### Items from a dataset

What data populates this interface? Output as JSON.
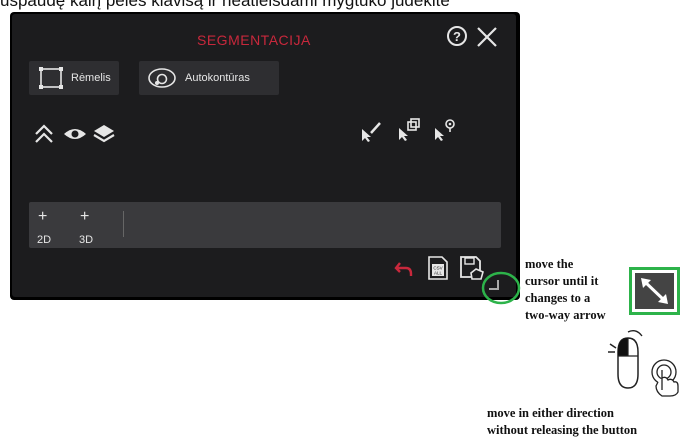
{
  "top_text": "uspaudę kairį pelės klavišą ir neatleisdami mygtuko judėkite",
  "panel": {
    "title": "SEGMENTACIJA",
    "help_label": "?",
    "modes": [
      {
        "label": "Rėmelis",
        "icon": "frame-icon"
      },
      {
        "label": "Autokontūras",
        "icon": "autocontour-icon"
      }
    ],
    "view_icons": [
      "collapse-up-icon",
      "eye-icon",
      "layers-icon"
    ],
    "tool_icons": [
      "brush-cursor-icon",
      "copy-cursor-icon",
      "pin-cursor-icon"
    ],
    "add_buttons": [
      {
        "plus": "+",
        "sub": "2D"
      },
      {
        "plus": "+",
        "sub": "3D"
      }
    ],
    "bottom_icons": [
      "undo-icon",
      "csv-all-icon",
      "save-shape-icon"
    ],
    "accent_color": "#c8283c"
  },
  "annotations": {
    "cursor_hint": [
      "move the",
      "cursor until it",
      "changes to a",
      "two-way arrow"
    ],
    "drag_hint": [
      "move in either direction",
      "without releasing the button"
    ]
  }
}
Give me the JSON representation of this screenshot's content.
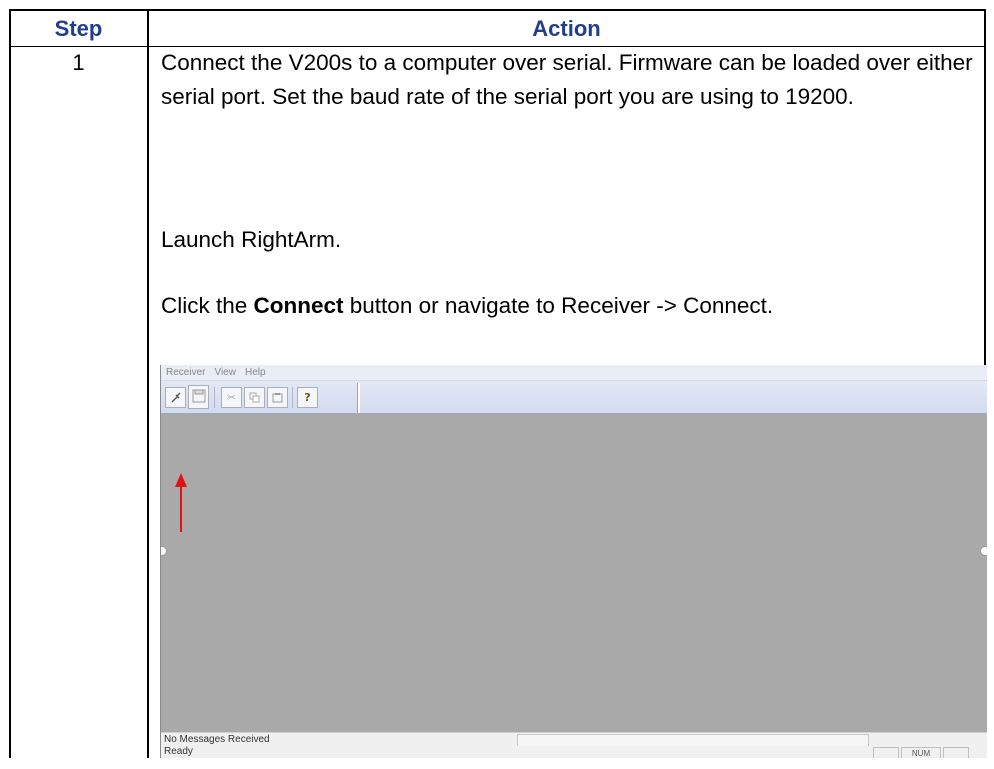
{
  "table": {
    "headers": {
      "step": "Step",
      "action": "Action"
    },
    "rows": [
      {
        "step": "1",
        "para1": "Connect the V200s to a computer over serial. Firmware can be loaded over either serial port. Set the baud rate of the serial port you are using to 19200.",
        "para2": "Launch RightArm.",
        "para3_before": "Click the ",
        "para3_bold": "Connect",
        "para3_after": " button or navigate to Receiver -> Connect."
      }
    ]
  },
  "app_screenshot": {
    "menu": [
      "Receiver",
      "View",
      "Help"
    ],
    "toolbar_icons": [
      "connect-icon",
      "save-icon",
      "cut-icon",
      "copy-icon",
      "paste-icon",
      "help-icon"
    ],
    "status_message": "No Messages Received",
    "status_ready": "Ready",
    "indicator_num": "NUM",
    "arrow_color": "#e01414",
    "workspace_color": "#a9a9a9"
  },
  "colors": {
    "header_text": "#1f3e8c"
  }
}
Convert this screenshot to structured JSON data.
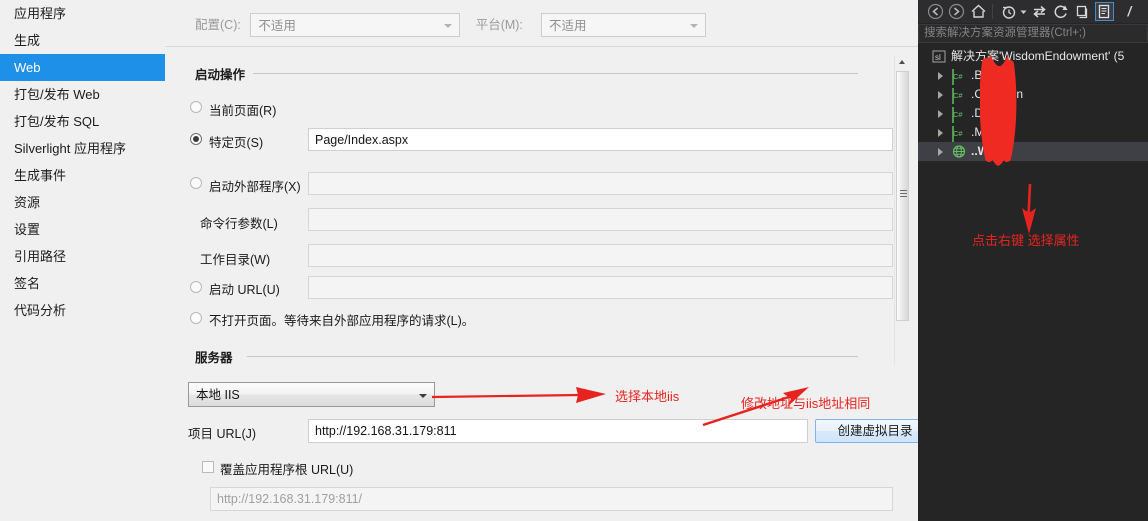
{
  "sidebar": {
    "items": [
      {
        "label": "应用程序",
        "selected": false
      },
      {
        "label": "生成",
        "selected": false
      },
      {
        "label": "Web",
        "selected": true
      },
      {
        "label": "打包/发布 Web",
        "selected": false
      },
      {
        "label": "打包/发布 SQL",
        "selected": false
      },
      {
        "label": "Silverlight 应用程序",
        "selected": false
      },
      {
        "label": "生成事件",
        "selected": false
      },
      {
        "label": "资源",
        "selected": false
      },
      {
        "label": "设置",
        "selected": false
      },
      {
        "label": "引用路径",
        "selected": false
      },
      {
        "label": "签名",
        "selected": false
      },
      {
        "label": "代码分析",
        "selected": false
      }
    ]
  },
  "config_bar": {
    "configuration_label": "配置(C):",
    "configuration_value": "不适用",
    "platform_label": "平台(M):",
    "platform_value": "不适用"
  },
  "start_action": {
    "group_title": "启动操作",
    "options": [
      {
        "label": "当前页面(R)",
        "mnemonic": "R",
        "checked": false
      },
      {
        "label": "特定页(S)",
        "mnemonic": "S",
        "checked": true
      },
      {
        "label": "启动外部程序(X)",
        "mnemonic": "X",
        "checked": false
      },
      {
        "label": "启动 URL(U)",
        "mnemonic": "U",
        "checked": false
      },
      {
        "label": "不打开页面。等待来自外部应用程序的请求(L)。",
        "mnemonic": "L",
        "checked": false
      }
    ],
    "specific_page_value": "Page/Index.aspx",
    "external_program_value": "",
    "command_line_args_label": "命令行参数(L)",
    "command_line_args_value": "",
    "working_dir_label": "工作目录(W)",
    "working_dir_value": "",
    "start_url_value": ""
  },
  "server": {
    "group_title": "服务器",
    "server_type_value": "本地 IIS",
    "project_url_label": "项目 URL(J)",
    "project_url_value": "http://192.168.31.179:811",
    "create_virtual_dir_button": "创建虚拟目录",
    "override_root_url_label": "覆盖应用程序根 URL(U)",
    "override_root_url_checked": false,
    "override_root_url_value": "http://192.168.31.179:811/"
  },
  "solution_explorer": {
    "search_placeholder": "搜索解决方案资源管理器(Ctrl+;)",
    "toolbar_icons": [
      "back-icon",
      "forward-icon",
      "home-icon",
      "pending-changes-icon",
      "dropdown-icon",
      "sync-with-active-document-icon",
      "refresh-icon",
      "collapse-all-icon",
      "show-all-files-icon",
      "properties-icon"
    ],
    "tree": [
      {
        "label": "解决方案'WisdomEndowment' (5",
        "icon": "solution-icon",
        "level": 0,
        "selected": false,
        "bold": false
      },
      {
        "label": ".BLL",
        "icon": "csharp-project-icon",
        "level": 1,
        "selected": false,
        "bold": false
      },
      {
        "label": ".Common",
        "icon": "csharp-project-icon",
        "level": 1,
        "selected": false,
        "bold": false
      },
      {
        "label": ".DAL",
        "icon": "csharp-project-icon",
        "level": 1,
        "selected": false,
        "bold": false
      },
      {
        "label": ".Model",
        "icon": "csharp-project-icon",
        "level": 1,
        "selected": false,
        "bold": false
      },
      {
        "label": "..Web",
        "icon": "web-project-icon",
        "level": 1,
        "selected": true,
        "bold": true
      }
    ]
  },
  "annotations": {
    "select_local_iis": "选择本地iis",
    "modify_address": "修改地址与iis地址相同",
    "right_click_properties": "点击右键 选择属性"
  },
  "colors": {
    "accent": "#1e90e8",
    "annotation_red": "#e8231f",
    "panel_bg": "#252526",
    "toolbar_bg": "#2d2d30"
  }
}
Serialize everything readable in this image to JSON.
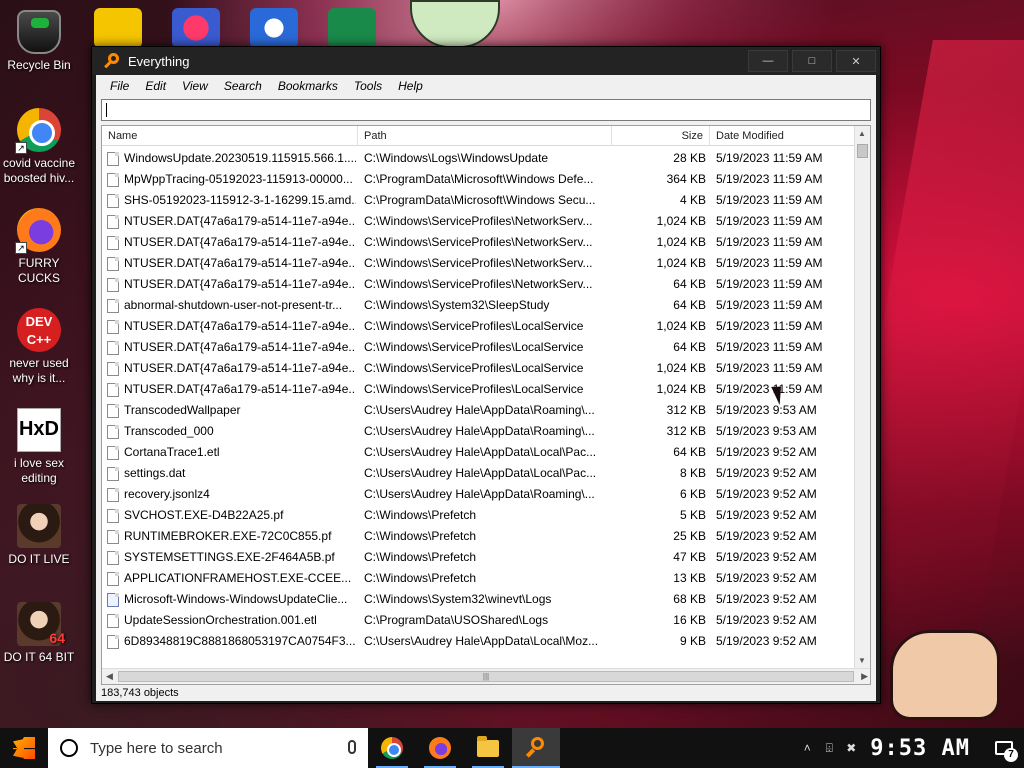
{
  "desktop": {
    "icons": [
      {
        "label": "Recycle Bin",
        "icon": "recycle-bin-icon"
      },
      {
        "label": "covid vaccine boosted hiv...",
        "icon": "chrome-icon"
      },
      {
        "label": "FURRY CUCKS",
        "icon": "firefox-icon"
      },
      {
        "label": "never used why is it...",
        "icon": "devcpp-icon",
        "glyph": "DEV C++"
      },
      {
        "label": "i love sex editing",
        "icon": "hxd-icon",
        "glyph": "HxD"
      },
      {
        "label": "DO IT LIVE",
        "icon": "portrait-icon"
      },
      {
        "label": "DO IT 64 BIT",
        "icon": "portrait-icon",
        "overlay": "64"
      }
    ]
  },
  "window": {
    "title": "Everything",
    "controls": {
      "minimize": "—",
      "maximize": "□",
      "close": "✕"
    },
    "menu": [
      "File",
      "Edit",
      "View",
      "Search",
      "Bookmarks",
      "Tools",
      "Help"
    ],
    "search_value": "",
    "columns": {
      "name": "Name",
      "path": "Path",
      "size": "Size",
      "date": "Date Modified"
    },
    "rows": [
      {
        "name": "WindowsUpdate.20230519.115915.566.1....",
        "path": "C:\\Windows\\Logs\\WindowsUpdate",
        "size": "28 KB",
        "date": "5/19/2023 11:59 AM"
      },
      {
        "name": "MpWppTracing-05192023-115913-00000...",
        "path": "C:\\ProgramData\\Microsoft\\Windows Defe...",
        "size": "364 KB",
        "date": "5/19/2023 11:59 AM"
      },
      {
        "name": "SHS-05192023-115912-3-1-16299.15.amd...",
        "path": "C:\\ProgramData\\Microsoft\\Windows Secu...",
        "size": "4 KB",
        "date": "5/19/2023 11:59 AM"
      },
      {
        "name": "NTUSER.DAT{47a6a179-a514-11e7-a94e...",
        "path": "C:\\Windows\\ServiceProfiles\\NetworkServ...",
        "size": "1,024 KB",
        "date": "5/19/2023 11:59 AM"
      },
      {
        "name": "NTUSER.DAT{47a6a179-a514-11e7-a94e...",
        "path": "C:\\Windows\\ServiceProfiles\\NetworkServ...",
        "size": "1,024 KB",
        "date": "5/19/2023 11:59 AM"
      },
      {
        "name": "NTUSER.DAT{47a6a179-a514-11e7-a94e...",
        "path": "C:\\Windows\\ServiceProfiles\\NetworkServ...",
        "size": "1,024 KB",
        "date": "5/19/2023 11:59 AM"
      },
      {
        "name": "NTUSER.DAT{47a6a179-a514-11e7-a94e...",
        "path": "C:\\Windows\\ServiceProfiles\\NetworkServ...",
        "size": "64 KB",
        "date": "5/19/2023 11:59 AM"
      },
      {
        "name": "abnormal-shutdown-user-not-present-tr...",
        "path": "C:\\Windows\\System32\\SleepStudy",
        "size": "64 KB",
        "date": "5/19/2023 11:59 AM"
      },
      {
        "name": "NTUSER.DAT{47a6a179-a514-11e7-a94e...",
        "path": "C:\\Windows\\ServiceProfiles\\LocalService",
        "size": "1,024 KB",
        "date": "5/19/2023 11:59 AM"
      },
      {
        "name": "NTUSER.DAT{47a6a179-a514-11e7-a94e...",
        "path": "C:\\Windows\\ServiceProfiles\\LocalService",
        "size": "64 KB",
        "date": "5/19/2023 11:59 AM"
      },
      {
        "name": "NTUSER.DAT{47a6a179-a514-11e7-a94e...",
        "path": "C:\\Windows\\ServiceProfiles\\LocalService",
        "size": "1,024 KB",
        "date": "5/19/2023 11:59 AM"
      },
      {
        "name": "NTUSER.DAT{47a6a179-a514-11e7-a94e...",
        "path": "C:\\Windows\\ServiceProfiles\\LocalService",
        "size": "1,024 KB",
        "date": "5/19/2023 11:59 AM"
      },
      {
        "name": "TranscodedWallpaper",
        "path": "C:\\Users\\Audrey Hale\\AppData\\Roaming\\...",
        "size": "312 KB",
        "date": "5/19/2023 9:53 AM"
      },
      {
        "name": "Transcoded_000",
        "path": "C:\\Users\\Audrey Hale\\AppData\\Roaming\\...",
        "size": "312 KB",
        "date": "5/19/2023 9:53 AM"
      },
      {
        "name": "CortanaTrace1.etl",
        "path": "C:\\Users\\Audrey Hale\\AppData\\Local\\Pac...",
        "size": "64 KB",
        "date": "5/19/2023 9:52 AM"
      },
      {
        "name": "settings.dat",
        "path": "C:\\Users\\Audrey Hale\\AppData\\Local\\Pac...",
        "size": "8 KB",
        "date": "5/19/2023 9:52 AM"
      },
      {
        "name": "recovery.jsonlz4",
        "path": "C:\\Users\\Audrey Hale\\AppData\\Roaming\\...",
        "size": "6 KB",
        "date": "5/19/2023 9:52 AM"
      },
      {
        "name": "SVCHOST.EXE-D4B22A25.pf",
        "path": "C:\\Windows\\Prefetch",
        "size": "5 KB",
        "date": "5/19/2023 9:52 AM"
      },
      {
        "name": "RUNTIMEBROKER.EXE-72C0C855.pf",
        "path": "C:\\Windows\\Prefetch",
        "size": "25 KB",
        "date": "5/19/2023 9:52 AM"
      },
      {
        "name": "SYSTEMSETTINGS.EXE-2F464A5B.pf",
        "path": "C:\\Windows\\Prefetch",
        "size": "47 KB",
        "date": "5/19/2023 9:52 AM"
      },
      {
        "name": "APPLICATIONFRAMEHOST.EXE-CCEE...",
        "path": "C:\\Windows\\Prefetch",
        "size": "13 KB",
        "date": "5/19/2023 9:52 AM"
      },
      {
        "name": "Microsoft-Windows-WindowsUpdateClie...",
        "path": "C:\\Windows\\System32\\winevt\\Logs",
        "size": "68 KB",
        "date": "5/19/2023 9:52 AM",
        "icon": "event-log-icon"
      },
      {
        "name": "UpdateSessionOrchestration.001.etl",
        "path": "C:\\ProgramData\\USOShared\\Logs",
        "size": "16 KB",
        "date": "5/19/2023 9:52 AM"
      },
      {
        "name": "6D89348819C8881868053197CA0754F3...",
        "path": "C:\\Users\\Audrey Hale\\AppData\\Local\\Moz...",
        "size": "9 KB",
        "date": "5/19/2023 9:52 AM"
      }
    ],
    "status": "183,743 objects"
  },
  "taskbar": {
    "search_placeholder": "Type here to search",
    "apps": [
      {
        "name": "chrome-icon",
        "active": false
      },
      {
        "name": "firefox-icon",
        "active": false
      },
      {
        "name": "file-explorer-icon",
        "active": false
      },
      {
        "name": "everything-icon",
        "active": true
      }
    ],
    "tray": {
      "chevron": "˄",
      "network": "⌹",
      "volume": "✖"
    },
    "clock": "9:53 AM",
    "notifications": "7"
  }
}
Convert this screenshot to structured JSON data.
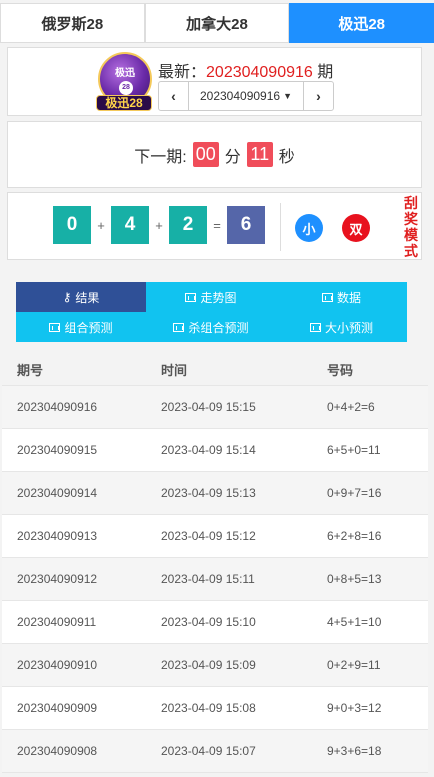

### Task statement
Give the number of lines in the listing above that contain "Receiver", and nothing else.

### Full output
2